**The task**
Identify every line containing the word "name" and reproduce each one.

Dataset records on visual material:
###
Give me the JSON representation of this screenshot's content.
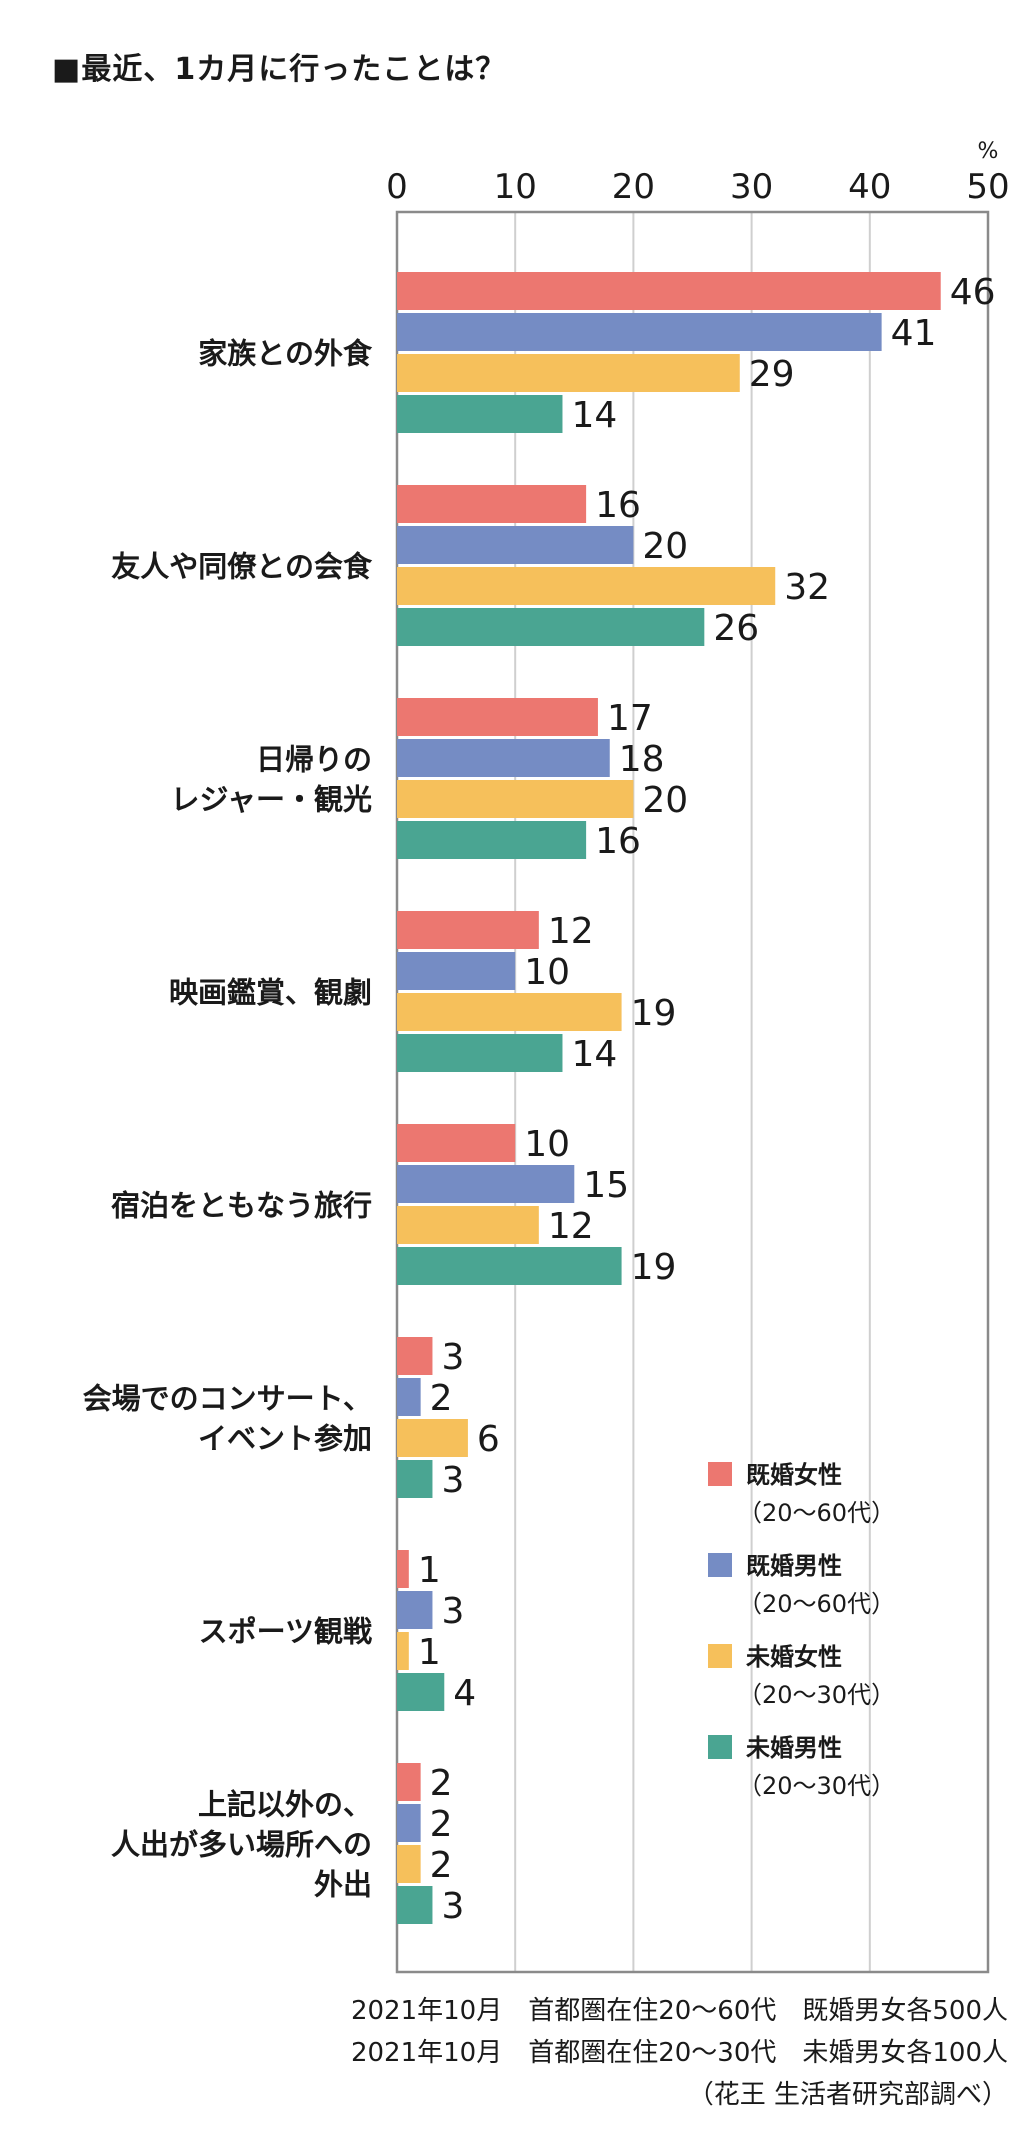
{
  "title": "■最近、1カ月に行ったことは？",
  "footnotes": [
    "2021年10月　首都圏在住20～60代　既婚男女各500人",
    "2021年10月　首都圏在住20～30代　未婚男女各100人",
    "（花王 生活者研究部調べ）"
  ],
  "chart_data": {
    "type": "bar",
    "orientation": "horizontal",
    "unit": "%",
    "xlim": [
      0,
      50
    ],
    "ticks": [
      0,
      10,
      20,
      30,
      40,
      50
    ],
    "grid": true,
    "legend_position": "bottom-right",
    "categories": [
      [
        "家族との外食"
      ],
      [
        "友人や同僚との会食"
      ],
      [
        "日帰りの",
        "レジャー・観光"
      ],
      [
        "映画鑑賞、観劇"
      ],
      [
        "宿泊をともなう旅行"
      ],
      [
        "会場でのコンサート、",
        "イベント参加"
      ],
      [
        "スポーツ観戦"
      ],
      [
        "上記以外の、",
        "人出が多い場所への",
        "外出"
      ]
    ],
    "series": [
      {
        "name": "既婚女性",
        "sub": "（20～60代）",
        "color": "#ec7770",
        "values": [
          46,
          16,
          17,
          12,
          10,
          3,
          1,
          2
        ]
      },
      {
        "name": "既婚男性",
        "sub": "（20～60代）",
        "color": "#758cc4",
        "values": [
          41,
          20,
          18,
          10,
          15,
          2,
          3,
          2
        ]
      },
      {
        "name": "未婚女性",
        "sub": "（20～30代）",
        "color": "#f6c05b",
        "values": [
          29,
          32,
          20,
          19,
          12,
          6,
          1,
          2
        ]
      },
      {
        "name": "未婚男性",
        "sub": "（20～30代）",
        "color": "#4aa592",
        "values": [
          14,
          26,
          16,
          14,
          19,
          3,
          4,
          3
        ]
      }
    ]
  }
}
###
**Reply**
        "name": "既婚女性",
        "name": "既婚男性",
        "name": "未婚女性",
        "name": "未婚男性",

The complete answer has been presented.